= Problem details =
Below is some material; set it all down exactly, apart from the pictures.

= Working data =
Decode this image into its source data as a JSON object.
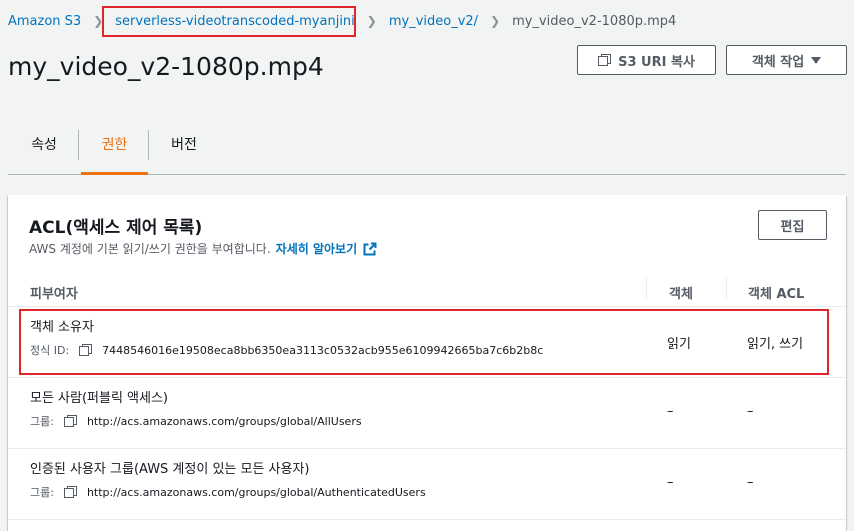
{
  "breadcrumb": {
    "items": [
      {
        "label": "Amazon S3"
      },
      {
        "label": "serverless-videotranscoded-myanjini"
      },
      {
        "label": "my_video_v2/"
      },
      {
        "label": "my_video_v2-1080p.mp4"
      }
    ]
  },
  "page": {
    "title": "my_video_v2-1080p.mp4"
  },
  "actions": {
    "copy_uri_label": "S3 URI 복사",
    "object_actions_label": "객체 작업"
  },
  "tabs": [
    {
      "label": "속성"
    },
    {
      "label": "권한"
    },
    {
      "label": "버전"
    }
  ],
  "acl": {
    "title": "ACL(액세스 제어 목록)",
    "description": "AWS 계정에 기본 읽기/쓰기 권한을 부여합니다.",
    "learn_more": "자세히 알아보기",
    "edit_label": "편집",
    "columns": {
      "grantee": "피부여자",
      "object": "객체",
      "object_acl": "객체 ACL"
    },
    "rows": [
      {
        "name": "객체 소유자",
        "id_label": "정식 ID:",
        "id_value": "7448546016e19508eca8bb6350ea3113c0532acb955e6109942665ba7c6b2b8c",
        "object": "읽기",
        "object_acl": "읽기, 쓰기"
      },
      {
        "name": "모든 사람(퍼블릭 액세스)",
        "id_label": "그룹:",
        "id_value": "http://acs.amazonaws.com/groups/global/AllUsers",
        "object": "–",
        "object_acl": "–"
      },
      {
        "name": "인증된 사용자 그룹(AWS 계정이 있는 모든 사용자)",
        "id_label": "그룹:",
        "id_value": "http://acs.amazonaws.com/groups/global/AuthenticatedUsers",
        "object": "–",
        "object_acl": "–"
      }
    ]
  },
  "colors": {
    "link": "#0073bb",
    "active_tab": "#ec7211",
    "highlight": "#e0252b",
    "background": "#f2f3f3"
  }
}
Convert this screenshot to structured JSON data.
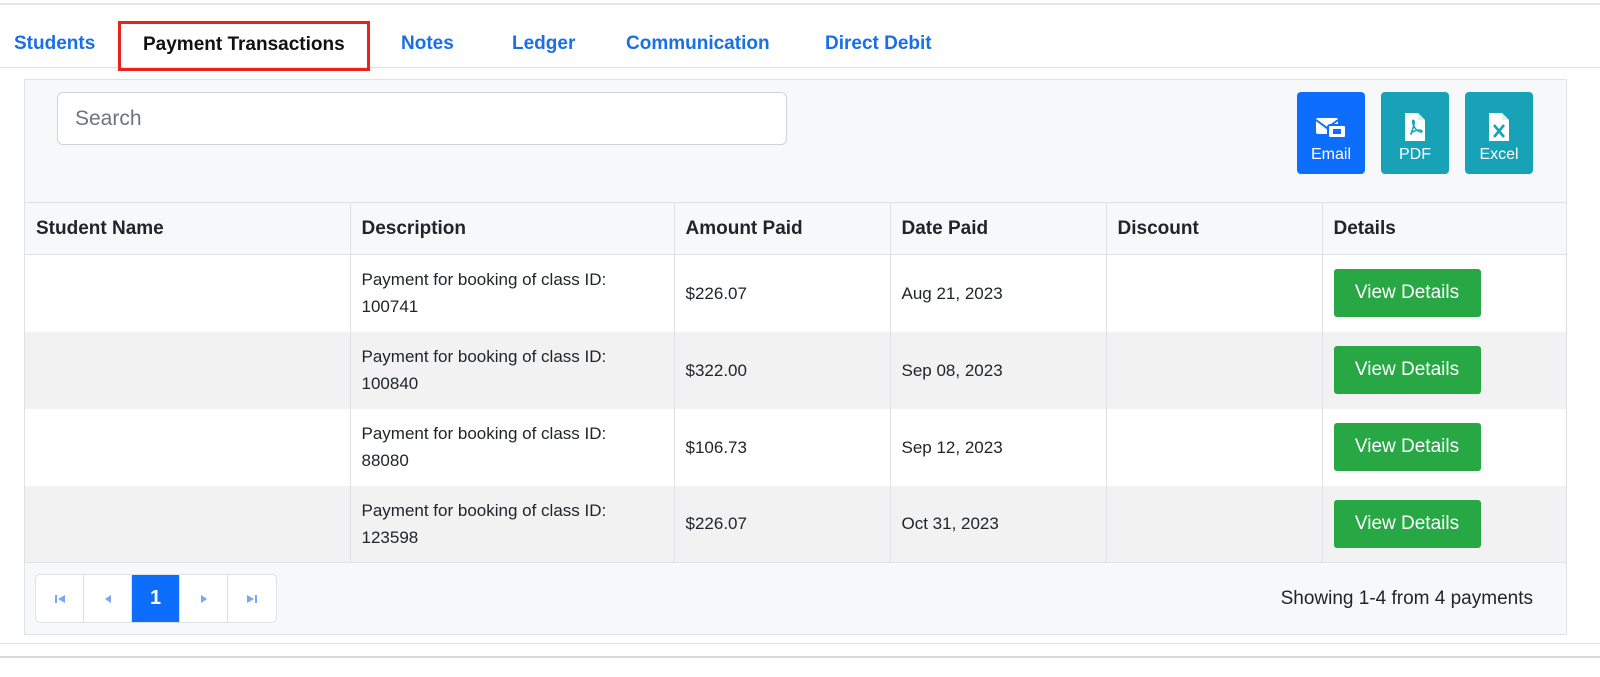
{
  "tabs": [
    {
      "label": "Students"
    },
    {
      "label": "Payment Transactions"
    },
    {
      "label": "Notes"
    },
    {
      "label": "Ledger"
    },
    {
      "label": "Communication"
    },
    {
      "label": "Direct Debit"
    }
  ],
  "active_tab": "Payment Transactions",
  "search": {
    "placeholder": "Search",
    "value": ""
  },
  "export": {
    "email_label": "Email",
    "pdf_label": "PDF",
    "excel_label": "Excel"
  },
  "table": {
    "headers": [
      "Student Name",
      "Description",
      "Amount Paid",
      "Date Paid",
      "Discount",
      "Details"
    ],
    "rows": [
      {
        "student": "",
        "description_line1": "Payment for booking of class ID:",
        "description_line2": "100741",
        "amount": "$226.07",
        "date": "Aug 21, 2023",
        "discount": "",
        "details_label": "View Details"
      },
      {
        "student": "",
        "description_line1": "Payment for booking of class ID:",
        "description_line2": "100840",
        "amount": "$322.00",
        "date": "Sep 08, 2023",
        "discount": "",
        "details_label": "View Details"
      },
      {
        "student": "",
        "description_line1": "Payment for booking of class ID:",
        "description_line2": "88080",
        "amount": "$106.73",
        "date": "Sep 12, 2023",
        "discount": "",
        "details_label": "View Details"
      },
      {
        "student": "",
        "description_line1": "Payment for booking of class ID:",
        "description_line2": "123598",
        "amount": "$226.07",
        "date": "Oct 31, 2023",
        "discount": "",
        "details_label": "View Details"
      }
    ]
  },
  "pagination": {
    "current_page": "1",
    "summary": "Showing 1-4 from 4 payments"
  },
  "colors": {
    "accent": "#0d6efd",
    "tab_link": "#1a6fe8",
    "highlight_border": "#e8231c",
    "export_secondary": "#17a2b8",
    "success": "#28a745"
  }
}
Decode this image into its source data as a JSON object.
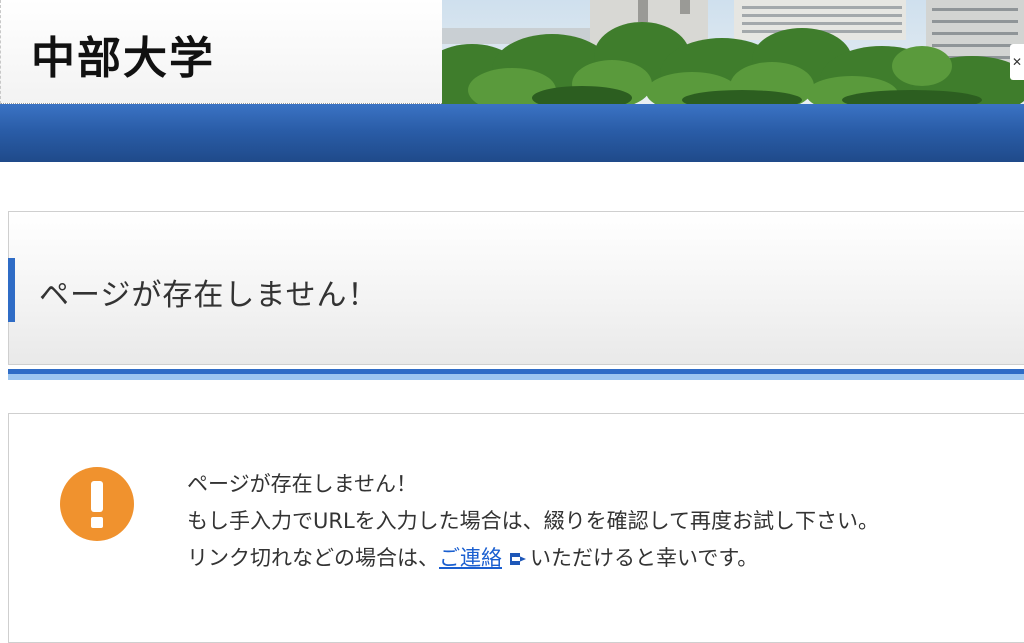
{
  "header": {
    "logo_text": "中部大学"
  },
  "title": {
    "heading": "ページが存在しません！"
  },
  "message": {
    "line1": "ページが存在しません！",
    "line2": "もし手入力でURLを入力した場合は、綴りを確認して再度お試し下さい。",
    "line3_prefix": "リンク切れなどの場合は、",
    "contact_link": "ご連絡",
    "line3_suffix": "いただけると幸いです。"
  },
  "icons": {
    "warning": "exclamation-circle-icon",
    "external_link": "arrow-right-icon"
  },
  "colors": {
    "navbar": "#2a5da8",
    "accent": "#2f6cc6",
    "warning": "#f0922e",
    "link": "#1a5fd0"
  }
}
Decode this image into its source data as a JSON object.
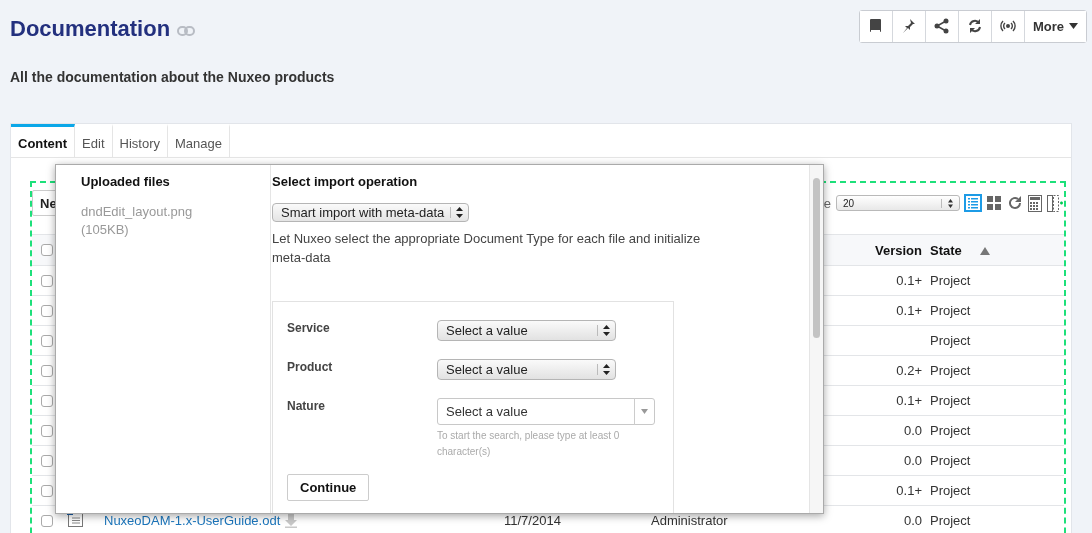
{
  "page": {
    "title": "Documentation",
    "description": "All the documentation about the Nuxeo products"
  },
  "actions": {
    "more_label": "More"
  },
  "tabs": [
    {
      "label": "Content",
      "selected": true
    },
    {
      "label": "Edit",
      "selected": false
    },
    {
      "label": "History",
      "selected": false
    },
    {
      "label": "Manage",
      "selected": false
    }
  ],
  "toolbar": {
    "new_button": "Ne",
    "page_size_label": "e",
    "page_size": "20",
    "views": [
      {
        "kind": "list",
        "selected": true
      },
      {
        "kind": "thumbnail",
        "selected": false
      }
    ]
  },
  "table": {
    "columns": [
      {
        "label": "Version",
        "sorted": false
      },
      {
        "label": "State",
        "sorted": true
      }
    ],
    "header_checked": false,
    "rows": [
      {
        "checked": false,
        "version": "0.1+",
        "state": "Project"
      },
      {
        "checked": false,
        "version": "0.1+",
        "state": "Project"
      },
      {
        "checked": false,
        "state": "Project"
      },
      {
        "checked": false,
        "version": "0.2+",
        "state": "Project"
      },
      {
        "checked": false,
        "version": "0.1+",
        "state": "Project"
      },
      {
        "checked": false,
        "version": "0.0",
        "state": "Project"
      },
      {
        "checked": false,
        "version": "0.0",
        "state": "Project"
      },
      {
        "checked": false,
        "version": "0.1+",
        "state": "Project"
      },
      {
        "checked": false,
        "title": "NuxeoDAM-1.x-UserGuide.odt",
        "date": "11/7/2014",
        "author": "Administrator",
        "version": "0.0",
        "state": "Project"
      }
    ]
  },
  "dialog": {
    "files_heading": "Uploaded files",
    "files": [
      {
        "name": "dndEdit_layout.png",
        "size": "(105KB)"
      }
    ],
    "operation_heading": "Select import operation",
    "operation": "Smart import with meta-data",
    "operation_description": "Let Nuxeo select the appropriate Document Type for each file and initialize meta-data",
    "fields": [
      {
        "label": "Service",
        "kind": "select",
        "value": "Select a value"
      },
      {
        "label": "Product",
        "kind": "select",
        "value": "Select a value"
      },
      {
        "label": "Nature",
        "kind": "combo",
        "value": "Select a value",
        "hint": "To start the search, please type at least 0 character(s)"
      }
    ],
    "continue_button": "Continue"
  }
}
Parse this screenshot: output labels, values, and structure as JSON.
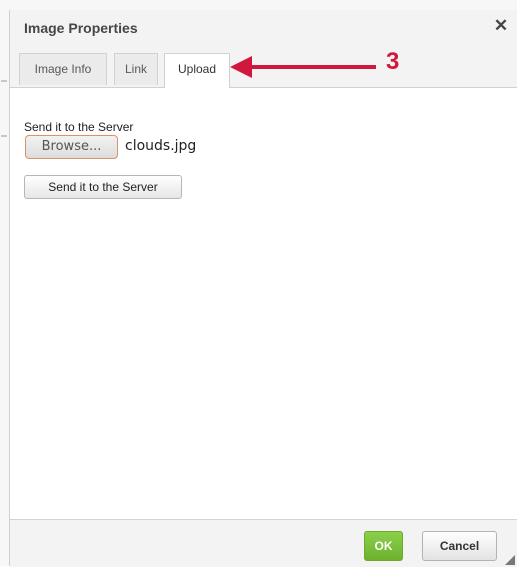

= Answer below =
Decode this image into its source data as a JSON object.
{
  "breadcrumb": {
    "items": [
      {
        "label": "Amazon S3"
      },
      {
        "label": "serverless-videotranscoded-myanjini"
      },
      {
        "label": "my_video_v2/"
      },
      {
        "label": "my_video_v2-1080p.mp4"
      }
    ]
  },
  "page": {
    "title": "my_video_v2-1080p.mp4"
  },
  "actions": {
    "copy_uri_label": "S3 URI 복사",
    "object_actions_label": "객체 작업"
  },
  "tabs": [
    {
      "label": "속성"
    },
    {
      "label": "권한"
    },
    {
      "label": "버전"
    }
  ],
  "acl": {
    "title": "ACL(액세스 제어 목록)",
    "description": "AWS 계정에 기본 읽기/쓰기 권한을 부여합니다.",
    "learn_more": "자세히 알아보기",
    "edit_label": "편집",
    "columns": {
      "grantee": "피부여자",
      "object": "객체",
      "object_acl": "객체 ACL"
    },
    "rows": [
      {
        "name": "객체 소유자",
        "id_label": "정식 ID:",
        "id_value": "7448546016e19508eca8bb6350ea3113c0532acb955e6109942665ba7c6b2b8c",
        "object": "읽기",
        "object_acl": "읽기, 쓰기"
      },
      {
        "name": "모든 사람(퍼블릭 액세스)",
        "id_label": "그룹:",
        "id_value": "http://acs.amazonaws.com/groups/global/AllUsers",
        "object": "–",
        "object_acl": "–"
      },
      {
        "name": "인증된 사용자 그룹(AWS 계정이 있는 모든 사용자)",
        "id_label": "그룹:",
        "id_value": "http://acs.amazonaws.com/groups/global/AuthenticatedUsers",
        "object": "–",
        "object_acl": "–"
      }
    ]
  },
  "colors": {
    "link": "#0073bb",
    "active_tab": "#ec7211",
    "highlight": "#e0252b",
    "background": "#f2f3f3"
  }
}
Convert this screenshot to structured JSON data.
{
  "tabs": [
    {
      "label": "Students"
    },
    {
      "label": "Payment Transactions"
    },
    {
      "label": "Notes"
    },
    {
      "label": "Ledger"
    },
    {
      "label": "Communication"
    },
    {
      "label": "Direct Debit"
    }
  ],
  "active_tab": "Payment Transactions",
  "search": {
    "placeholder": "Search",
    "value": ""
  },
  "export": {
    "email_label": "Email",
    "pdf_label": "PDF",
    "excel_label": "Excel"
  },
  "table": {
    "headers": [
      "Student Name",
      "Description",
      "Amount Paid",
      "Date Paid",
      "Discount",
      "Details"
    ],
    "rows": [
      {
        "student": "",
        "description_line1": "Payment for booking of class ID:",
        "description_line2": "100741",
        "amount": "$226.07",
        "date": "Aug 21, 2023",
        "discount": "",
        "details_label": "View Details"
      },
      {
        "student": "",
        "description_line1": "Payment for booking of class ID:",
        "description_line2": "100840",
        "amount": "$322.00",
        "date": "Sep 08, 2023",
        "discount": "",
        "details_label": "View Details"
      },
      {
        "student": "",
        "description_line1": "Payment for booking of class ID:",
        "description_line2": "88080",
        "amount": "$106.73",
        "date": "Sep 12, 2023",
        "discount": "",
        "details_label": "View Details"
      },
      {
        "student": "",
        "description_line1": "Payment for booking of class ID:",
        "description_line2": "123598",
        "amount": "$226.07",
        "date": "Oct 31, 2023",
        "discount": "",
        "details_label": "View Details"
      }
    ]
  },
  "pagination": {
    "current_page": "1",
    "summary": "Showing 1-4 from 4 payments"
  },
  "colors": {
    "accent": "#0d6efd",
    "tab_link": "#1a6fe8",
    "highlight_border": "#e8231c",
    "export_secondary": "#17a2b8",
    "success": "#28a745"
  }
}
Decode this image into its source data as a JSON object.
{
  "header": {
    "logo_text": "中部大学"
  },
  "title": {
    "heading": "ページが存在しません！"
  },
  "message": {
    "line1": "ページが存在しません！",
    "line2": "もし手入力でURLを入力した場合は、綴りを確認して再度お試し下さい。",
    "line3_prefix": "リンク切れなどの場合は、",
    "contact_link": "ご連絡",
    "line3_suffix": "いただけると幸いです。"
  },
  "icons": {
    "warning": "exclamation-circle-icon",
    "external_link": "arrow-right-icon"
  },
  "colors": {
    "navbar": "#2a5da8",
    "accent": "#2f6cc6",
    "warning": "#f0922e",
    "link": "#1a5fd0"
  }
}
Decode this image into its source data as a JSON object.
{
  "page": {
    "title": "Documentation",
    "description": "All the documentation about the Nuxeo products"
  },
  "actions": {
    "more_label": "More"
  },
  "tabs": [
    {
      "label": "Content",
      "selected": true
    },
    {
      "label": "Edit",
      "selected": false
    },
    {
      "label": "History",
      "selected": false
    },
    {
      "label": "Manage",
      "selected": false
    }
  ],
  "toolbar": {
    "new_button": "Ne",
    "page_size_label": "e",
    "page_size": "20",
    "views": [
      {
        "kind": "list",
        "selected": true
      },
      {
        "kind": "thumbnail",
        "selected": false
      }
    ]
  },
  "table": {
    "columns": [
      {
        "label": "Version",
        "sorted": false
      },
      {
        "label": "State",
        "sorted": true
      }
    ],
    "header_checked": false,
    "rows": [
      {
        "checked": false,
        "version": "0.1+",
        "state": "Project"
      },
      {
        "checked": false,
        "version": "0.1+",
        "state": "Project"
      },
      {
        "checked": false,
        "state": "Project"
      },
      {
        "checked": false,
        "version": "0.2+",
        "state": "Project"
      },
      {
        "checked": false,
        "version": "0.1+",
        "state": "Project"
      },
      {
        "checked": false,
        "version": "0.0",
        "state": "Project"
      },
      {
        "checked": false,
        "version": "0.0",
        "state": "Project"
      },
      {
        "checked": false,
        "version": "0.1+",
        "state": "Project"
      },
      {
        "checked": false,
        "title": "NuxeoDAM-1.x-UserGuide.odt",
        "date": "11/7/2014",
        "author": "Administrator",
        "version": "0.0",
        "state": "Project"
      }
    ]
  },
  "dialog": {
    "files_heading": "Uploaded files",
    "files": [
      {
        "name": "dndEdit_layout.png",
        "size": "(105KB)"
      }
    ],
    "operation_heading": "Select import operation",
    "operation": "Smart import with meta-data",
    "operation_description": "Let Nuxeo select the appropriate Document Type for each file and initialize meta-data",
    "fields": [
      {
        "label": "Service",
        "kind": "select",
        "value": "Select a value"
      },
      {
        "label": "Product",
        "kind": "select",
        "value": "Select a value"
      },
      {
        "label": "Nature",
        "kind": "combo",
        "value": "Select a value",
        "hint": "To start the search, please type at least 0 character(s)"
      }
    ],
    "continue_button": "Continue"
  }
}
Parse this screenshot: output labels, values, and structure as JSON.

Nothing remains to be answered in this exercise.